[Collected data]
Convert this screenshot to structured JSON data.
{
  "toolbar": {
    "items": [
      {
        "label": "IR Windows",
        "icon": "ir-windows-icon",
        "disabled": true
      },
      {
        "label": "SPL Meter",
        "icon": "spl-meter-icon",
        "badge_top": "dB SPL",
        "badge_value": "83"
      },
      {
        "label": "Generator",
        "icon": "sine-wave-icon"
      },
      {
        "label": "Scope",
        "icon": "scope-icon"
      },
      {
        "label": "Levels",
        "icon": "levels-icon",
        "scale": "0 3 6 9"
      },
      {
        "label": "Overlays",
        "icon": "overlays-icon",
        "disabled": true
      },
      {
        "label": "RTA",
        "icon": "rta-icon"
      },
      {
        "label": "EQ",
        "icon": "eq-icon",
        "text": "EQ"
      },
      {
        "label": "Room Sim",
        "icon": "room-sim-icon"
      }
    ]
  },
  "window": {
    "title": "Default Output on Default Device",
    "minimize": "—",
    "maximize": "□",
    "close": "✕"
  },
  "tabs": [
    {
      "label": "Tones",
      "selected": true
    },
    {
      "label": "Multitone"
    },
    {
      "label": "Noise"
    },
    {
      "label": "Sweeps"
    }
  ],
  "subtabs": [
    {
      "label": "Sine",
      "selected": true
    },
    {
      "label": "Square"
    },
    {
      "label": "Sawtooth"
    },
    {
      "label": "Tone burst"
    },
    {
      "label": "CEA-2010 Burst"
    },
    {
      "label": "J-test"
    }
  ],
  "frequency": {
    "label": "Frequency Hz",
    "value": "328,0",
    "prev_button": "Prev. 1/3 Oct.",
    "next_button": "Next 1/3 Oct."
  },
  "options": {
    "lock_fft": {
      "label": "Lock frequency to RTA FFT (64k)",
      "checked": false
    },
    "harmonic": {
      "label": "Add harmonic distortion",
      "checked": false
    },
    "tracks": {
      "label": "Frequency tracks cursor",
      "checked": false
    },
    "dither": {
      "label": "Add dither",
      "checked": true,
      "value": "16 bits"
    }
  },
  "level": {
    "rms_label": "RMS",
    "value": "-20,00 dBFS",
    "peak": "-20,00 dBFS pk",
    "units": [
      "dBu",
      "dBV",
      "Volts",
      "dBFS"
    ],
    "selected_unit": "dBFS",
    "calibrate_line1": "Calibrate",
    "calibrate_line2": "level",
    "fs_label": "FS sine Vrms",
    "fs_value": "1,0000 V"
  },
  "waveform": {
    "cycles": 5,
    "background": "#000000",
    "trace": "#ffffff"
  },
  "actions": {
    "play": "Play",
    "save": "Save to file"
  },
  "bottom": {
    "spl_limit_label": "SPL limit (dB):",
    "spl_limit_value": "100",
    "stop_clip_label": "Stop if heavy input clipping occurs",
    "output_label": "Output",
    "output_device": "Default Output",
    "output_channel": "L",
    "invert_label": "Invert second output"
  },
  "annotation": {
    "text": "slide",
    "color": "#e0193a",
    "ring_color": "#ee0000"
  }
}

> WHAT IS ASKED:
Repeat all entries. Match them exactly.

> OUTPUT OF THE TASK:
Convert this screenshot to structured JSON data.
{
  "toolbar": {
    "items": [
      {
        "label": "IR Windows",
        "icon": "ir-windows-icon",
        "disabled": true
      },
      {
        "label": "SPL Meter",
        "icon": "spl-meter-icon",
        "badge_top": "dB SPL",
        "badge_value": "83"
      },
      {
        "label": "Generator",
        "icon": "sine-wave-icon"
      },
      {
        "label": "Scope",
        "icon": "scope-icon"
      },
      {
        "label": "Levels",
        "icon": "levels-icon",
        "scale": "0 3 6 9"
      },
      {
        "label": "Overlays",
        "icon": "overlays-icon",
        "disabled": true
      },
      {
        "label": "RTA",
        "icon": "rta-icon"
      },
      {
        "label": "EQ",
        "icon": "eq-icon",
        "text": "EQ"
      },
      {
        "label": "Room Sim",
        "icon": "room-sim-icon"
      }
    ]
  },
  "window": {
    "title": "Default Output on Default Device",
    "minimize": "—",
    "maximize": "□",
    "close": "✕"
  },
  "tabs": [
    {
      "label": "Tones",
      "selected": true
    },
    {
      "label": "Multitone"
    },
    {
      "label": "Noise"
    },
    {
      "label": "Sweeps"
    }
  ],
  "subtabs": [
    {
      "label": "Sine",
      "selected": true
    },
    {
      "label": "Square"
    },
    {
      "label": "Sawtooth"
    },
    {
      "label": "Tone burst"
    },
    {
      "label": "CEA-2010 Burst"
    },
    {
      "label": "J-test"
    }
  ],
  "frequency": {
    "label": "Frequency Hz",
    "value": "328,0",
    "prev_button": "Prev. 1/3 Oct.",
    "next_button": "Next 1/3 Oct."
  },
  "options": {
    "lock_fft": {
      "label": "Lock frequency to RTA FFT (64k)",
      "checked": false
    },
    "harmonic": {
      "label": "Add harmonic distortion",
      "checked": false
    },
    "tracks": {
      "label": "Frequency tracks cursor",
      "checked": false
    },
    "dither": {
      "label": "Add dither",
      "checked": true,
      "value": "16 bits"
    }
  },
  "level": {
    "rms_label": "RMS",
    "value": "-20,00 dBFS",
    "peak": "-20,00 dBFS pk",
    "units": [
      "dBu",
      "dBV",
      "Volts",
      "dBFS"
    ],
    "selected_unit": "dBFS",
    "calibrate_line1": "Calibrate",
    "calibrate_line2": "level",
    "fs_label": "FS sine Vrms",
    "fs_value": "1,0000 V"
  },
  "waveform": {
    "cycles": 5,
    "background": "#000000",
    "trace": "#ffffff"
  },
  "actions": {
    "play": "Play",
    "save": "Save to file"
  },
  "bottom": {
    "spl_limit_label": "SPL limit (dB):",
    "spl_limit_value": "100",
    "stop_clip_label": "Stop if heavy input clipping occurs",
    "output_label": "Output",
    "output_device": "Default Output",
    "output_channel": "L",
    "invert_label": "Invert second output"
  },
  "annotation": {
    "text": "slide",
    "color": "#e0193a",
    "ring_color": "#ee0000"
  }
}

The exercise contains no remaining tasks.